*RECORDED DATA*
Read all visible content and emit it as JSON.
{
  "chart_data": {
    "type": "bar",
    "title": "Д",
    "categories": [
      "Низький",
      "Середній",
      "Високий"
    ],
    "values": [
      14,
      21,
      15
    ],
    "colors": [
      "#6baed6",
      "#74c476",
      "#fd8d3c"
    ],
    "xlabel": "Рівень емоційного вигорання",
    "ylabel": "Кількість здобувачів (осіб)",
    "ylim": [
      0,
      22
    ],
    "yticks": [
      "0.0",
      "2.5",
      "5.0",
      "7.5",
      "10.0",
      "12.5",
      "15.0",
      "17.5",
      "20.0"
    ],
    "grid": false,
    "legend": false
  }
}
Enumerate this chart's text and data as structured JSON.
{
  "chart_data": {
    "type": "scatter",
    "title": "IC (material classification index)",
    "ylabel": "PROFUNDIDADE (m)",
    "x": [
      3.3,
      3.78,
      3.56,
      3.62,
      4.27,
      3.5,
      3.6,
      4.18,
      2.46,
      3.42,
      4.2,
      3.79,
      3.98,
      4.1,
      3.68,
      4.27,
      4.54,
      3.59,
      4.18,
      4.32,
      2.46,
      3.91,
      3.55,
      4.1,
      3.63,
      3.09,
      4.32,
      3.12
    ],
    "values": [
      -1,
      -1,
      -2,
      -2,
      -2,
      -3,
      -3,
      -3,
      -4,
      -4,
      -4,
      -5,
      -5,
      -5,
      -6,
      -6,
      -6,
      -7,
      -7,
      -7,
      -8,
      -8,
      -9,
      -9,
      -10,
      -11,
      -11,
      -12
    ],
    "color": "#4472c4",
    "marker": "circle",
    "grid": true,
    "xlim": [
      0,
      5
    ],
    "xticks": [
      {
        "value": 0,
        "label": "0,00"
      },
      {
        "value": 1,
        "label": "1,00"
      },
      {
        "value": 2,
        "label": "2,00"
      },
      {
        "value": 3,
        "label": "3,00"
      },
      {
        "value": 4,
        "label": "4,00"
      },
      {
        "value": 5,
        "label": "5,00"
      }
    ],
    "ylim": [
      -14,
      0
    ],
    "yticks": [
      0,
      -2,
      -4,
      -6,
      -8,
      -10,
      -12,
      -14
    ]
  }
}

*WHAT YOU HAVE TO DO*
Set down every record above exactly as given.

*EXERCISE RESPONSE*
Read all visible content and emit it as JSON.
{
  "chart_data": {
    "type": "bar",
    "title": "Д",
    "categories": [
      "Низький",
      "Середній",
      "Високий"
    ],
    "values": [
      14,
      21,
      15
    ],
    "colors": [
      "#6baed6",
      "#74c476",
      "#fd8d3c"
    ],
    "xlabel": "Рівень емоційного вигорання",
    "ylabel": "Кількість здобувачів (осіб)",
    "ylim": [
      0,
      22
    ],
    "yticks": [
      "0.0",
      "2.5",
      "5.0",
      "7.5",
      "10.0",
      "12.5",
      "15.0",
      "17.5",
      "20.0"
    ],
    "grid": false,
    "legend": false
  }
}
Enumerate this chart's text and data as structured JSON.
{
  "chart_data": {
    "type": "scatter",
    "title": "IC (material classification index)",
    "ylabel": "PROFUNDIDADE (m)",
    "x": [
      3.3,
      3.78,
      3.56,
      3.62,
      4.27,
      3.5,
      3.6,
      4.18,
      2.46,
      3.42,
      4.2,
      3.79,
      3.98,
      4.1,
      3.68,
      4.27,
      4.54,
      3.59,
      4.18,
      4.32,
      2.46,
      3.91,
      3.55,
      4.1,
      3.63,
      3.09,
      4.32,
      3.12
    ],
    "values": [
      -1,
      -1,
      -2,
      -2,
      -2,
      -3,
      -3,
      -3,
      -4,
      -4,
      -4,
      -5,
      -5,
      -5,
      -6,
      -6,
      -6,
      -7,
      -7,
      -7,
      -8,
      -8,
      -9,
      -9,
      -10,
      -11,
      -11,
      -12
    ],
    "color": "#4472c4",
    "marker": "circle",
    "grid": true,
    "xlim": [
      0,
      5
    ],
    "xticks": [
      {
        "value": 0,
        "label": "0,00"
      },
      {
        "value": 1,
        "label": "1,00"
      },
      {
        "value": 2,
        "label": "2,00"
      },
      {
        "value": 3,
        "label": "3,00"
      },
      {
        "value": 4,
        "label": "4,00"
      },
      {
        "value": 5,
        "label": "5,00"
      }
    ],
    "ylim": [
      -14,
      0
    ],
    "yticks": [
      0,
      -2,
      -4,
      -6,
      -8,
      -10,
      -12,
      -14
    ]
  }
}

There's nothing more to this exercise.